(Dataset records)
----

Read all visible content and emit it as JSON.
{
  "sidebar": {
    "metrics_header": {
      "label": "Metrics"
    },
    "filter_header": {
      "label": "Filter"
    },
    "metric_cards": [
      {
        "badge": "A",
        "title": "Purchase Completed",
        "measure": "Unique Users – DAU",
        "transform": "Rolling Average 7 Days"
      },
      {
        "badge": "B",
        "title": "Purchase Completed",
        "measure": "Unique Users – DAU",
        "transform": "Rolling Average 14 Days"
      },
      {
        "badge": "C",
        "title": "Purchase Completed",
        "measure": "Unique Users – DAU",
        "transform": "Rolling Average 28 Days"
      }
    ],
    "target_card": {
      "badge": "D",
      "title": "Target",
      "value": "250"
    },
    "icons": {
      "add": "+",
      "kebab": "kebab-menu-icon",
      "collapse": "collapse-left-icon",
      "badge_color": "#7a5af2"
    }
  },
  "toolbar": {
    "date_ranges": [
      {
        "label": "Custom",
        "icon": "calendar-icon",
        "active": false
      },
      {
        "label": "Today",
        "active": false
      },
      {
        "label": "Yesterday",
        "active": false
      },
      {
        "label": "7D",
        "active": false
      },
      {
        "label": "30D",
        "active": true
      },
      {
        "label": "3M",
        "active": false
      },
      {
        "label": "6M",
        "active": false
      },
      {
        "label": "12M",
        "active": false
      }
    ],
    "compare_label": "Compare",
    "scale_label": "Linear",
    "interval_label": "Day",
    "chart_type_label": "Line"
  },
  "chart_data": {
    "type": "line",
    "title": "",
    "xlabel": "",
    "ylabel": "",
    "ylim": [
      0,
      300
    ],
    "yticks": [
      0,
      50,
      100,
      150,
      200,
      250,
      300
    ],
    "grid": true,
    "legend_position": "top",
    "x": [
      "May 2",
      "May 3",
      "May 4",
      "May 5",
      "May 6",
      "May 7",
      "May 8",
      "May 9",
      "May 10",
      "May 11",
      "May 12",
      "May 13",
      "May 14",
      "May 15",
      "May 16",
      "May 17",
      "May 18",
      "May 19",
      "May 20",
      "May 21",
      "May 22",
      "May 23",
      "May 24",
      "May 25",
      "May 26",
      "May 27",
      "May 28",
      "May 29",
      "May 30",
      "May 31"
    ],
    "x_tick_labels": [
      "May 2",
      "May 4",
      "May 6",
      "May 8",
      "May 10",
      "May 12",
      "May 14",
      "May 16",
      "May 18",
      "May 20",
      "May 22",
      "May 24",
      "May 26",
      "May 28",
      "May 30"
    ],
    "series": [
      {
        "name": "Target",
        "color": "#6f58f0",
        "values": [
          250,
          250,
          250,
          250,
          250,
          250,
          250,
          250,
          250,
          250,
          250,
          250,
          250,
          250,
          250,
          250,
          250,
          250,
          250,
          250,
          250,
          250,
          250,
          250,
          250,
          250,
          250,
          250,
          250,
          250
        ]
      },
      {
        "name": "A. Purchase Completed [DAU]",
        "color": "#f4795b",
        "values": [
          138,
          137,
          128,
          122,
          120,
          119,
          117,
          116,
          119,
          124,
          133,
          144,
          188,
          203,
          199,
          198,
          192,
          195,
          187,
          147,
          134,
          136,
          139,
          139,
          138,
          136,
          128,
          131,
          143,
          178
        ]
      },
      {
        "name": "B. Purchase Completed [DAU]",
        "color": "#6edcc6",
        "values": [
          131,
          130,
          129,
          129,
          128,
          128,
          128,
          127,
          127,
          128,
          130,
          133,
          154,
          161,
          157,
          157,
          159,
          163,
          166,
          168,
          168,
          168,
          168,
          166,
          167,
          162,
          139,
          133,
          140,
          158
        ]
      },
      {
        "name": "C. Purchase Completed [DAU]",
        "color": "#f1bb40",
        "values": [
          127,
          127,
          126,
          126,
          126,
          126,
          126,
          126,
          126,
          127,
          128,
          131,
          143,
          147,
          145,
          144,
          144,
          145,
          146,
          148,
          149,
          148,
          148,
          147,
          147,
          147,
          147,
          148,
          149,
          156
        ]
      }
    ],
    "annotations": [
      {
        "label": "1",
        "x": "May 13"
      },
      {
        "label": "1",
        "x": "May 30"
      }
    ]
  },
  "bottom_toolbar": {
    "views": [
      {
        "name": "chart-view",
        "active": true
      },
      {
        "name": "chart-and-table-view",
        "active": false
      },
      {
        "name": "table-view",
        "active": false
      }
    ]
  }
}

----

Task prompt ::
Output every record above exactly as it appears.

Task result ::
Read all visible content and emit it as JSON.
{
  "sidebar": {
    "metrics_header": {
      "label": "Metrics"
    },
    "filter_header": {
      "label": "Filter"
    },
    "metric_cards": [
      {
        "badge": "A",
        "title": "Purchase Completed",
        "measure": "Unique Users – DAU",
        "transform": "Rolling Average 7 Days"
      },
      {
        "badge": "B",
        "title": "Purchase Completed",
        "measure": "Unique Users – DAU",
        "transform": "Rolling Average 14 Days"
      },
      {
        "badge": "C",
        "title": "Purchase Completed",
        "measure": "Unique Users – DAU",
        "transform": "Rolling Average 28 Days"
      }
    ],
    "target_card": {
      "badge": "D",
      "title": "Target",
      "value": "250"
    },
    "icons": {
      "add": "+",
      "kebab": "kebab-menu-icon",
      "collapse": "collapse-left-icon",
      "badge_color": "#7a5af2"
    }
  },
  "toolbar": {
    "date_ranges": [
      {
        "label": "Custom",
        "icon": "calendar-icon",
        "active": false
      },
      {
        "label": "Today",
        "active": false
      },
      {
        "label": "Yesterday",
        "active": false
      },
      {
        "label": "7D",
        "active": false
      },
      {
        "label": "30D",
        "active": true
      },
      {
        "label": "3M",
        "active": false
      },
      {
        "label": "6M",
        "active": false
      },
      {
        "label": "12M",
        "active": false
      }
    ],
    "compare_label": "Compare",
    "scale_label": "Linear",
    "interval_label": "Day",
    "chart_type_label": "Line"
  },
  "chart_data": {
    "type": "line",
    "title": "",
    "xlabel": "",
    "ylabel": "",
    "ylim": [
      0,
      300
    ],
    "yticks": [
      0,
      50,
      100,
      150,
      200,
      250,
      300
    ],
    "grid": true,
    "legend_position": "top",
    "x": [
      "May 2",
      "May 3",
      "May 4",
      "May 5",
      "May 6",
      "May 7",
      "May 8",
      "May 9",
      "May 10",
      "May 11",
      "May 12",
      "May 13",
      "May 14",
      "May 15",
      "May 16",
      "May 17",
      "May 18",
      "May 19",
      "May 20",
      "May 21",
      "May 22",
      "May 23",
      "May 24",
      "May 25",
      "May 26",
      "May 27",
      "May 28",
      "May 29",
      "May 30",
      "May 31"
    ],
    "x_tick_labels": [
      "May 2",
      "May 4",
      "May 6",
      "May 8",
      "May 10",
      "May 12",
      "May 14",
      "May 16",
      "May 18",
      "May 20",
      "May 22",
      "May 24",
      "May 26",
      "May 28",
      "May 30"
    ],
    "series": [
      {
        "name": "Target",
        "color": "#6f58f0",
        "values": [
          250,
          250,
          250,
          250,
          250,
          250,
          250,
          250,
          250,
          250,
          250,
          250,
          250,
          250,
          250,
          250,
          250,
          250,
          250,
          250,
          250,
          250,
          250,
          250,
          250,
          250,
          250,
          250,
          250,
          250
        ]
      },
      {
        "name": "A. Purchase Completed [DAU]",
        "color": "#f4795b",
        "values": [
          138,
          137,
          128,
          122,
          120,
          119,
          117,
          116,
          119,
          124,
          133,
          144,
          188,
          203,
          199,
          198,
          192,
          195,
          187,
          147,
          134,
          136,
          139,
          139,
          138,
          136,
          128,
          131,
          143,
          178
        ]
      },
      {
        "name": "B. Purchase Completed [DAU]",
        "color": "#6edcc6",
        "values": [
          131,
          130,
          129,
          129,
          128,
          128,
          128,
          127,
          127,
          128,
          130,
          133,
          154,
          161,
          157,
          157,
          159,
          163,
          166,
          168,
          168,
          168,
          168,
          166,
          167,
          162,
          139,
          133,
          140,
          158
        ]
      },
      {
        "name": "C. Purchase Completed [DAU]",
        "color": "#f1bb40",
        "values": [
          127,
          127,
          126,
          126,
          126,
          126,
          126,
          126,
          126,
          127,
          128,
          131,
          143,
          147,
          145,
          144,
          144,
          145,
          146,
          148,
          149,
          148,
          148,
          147,
          147,
          147,
          147,
          148,
          149,
          156
        ]
      }
    ],
    "annotations": [
      {
        "label": "1",
        "x": "May 13"
      },
      {
        "label": "1",
        "x": "May 30"
      }
    ]
  },
  "bottom_toolbar": {
    "views": [
      {
        "name": "chart-view",
        "active": true
      },
      {
        "name": "chart-and-table-view",
        "active": false
      },
      {
        "name": "table-view",
        "active": false
      }
    ]
  }
}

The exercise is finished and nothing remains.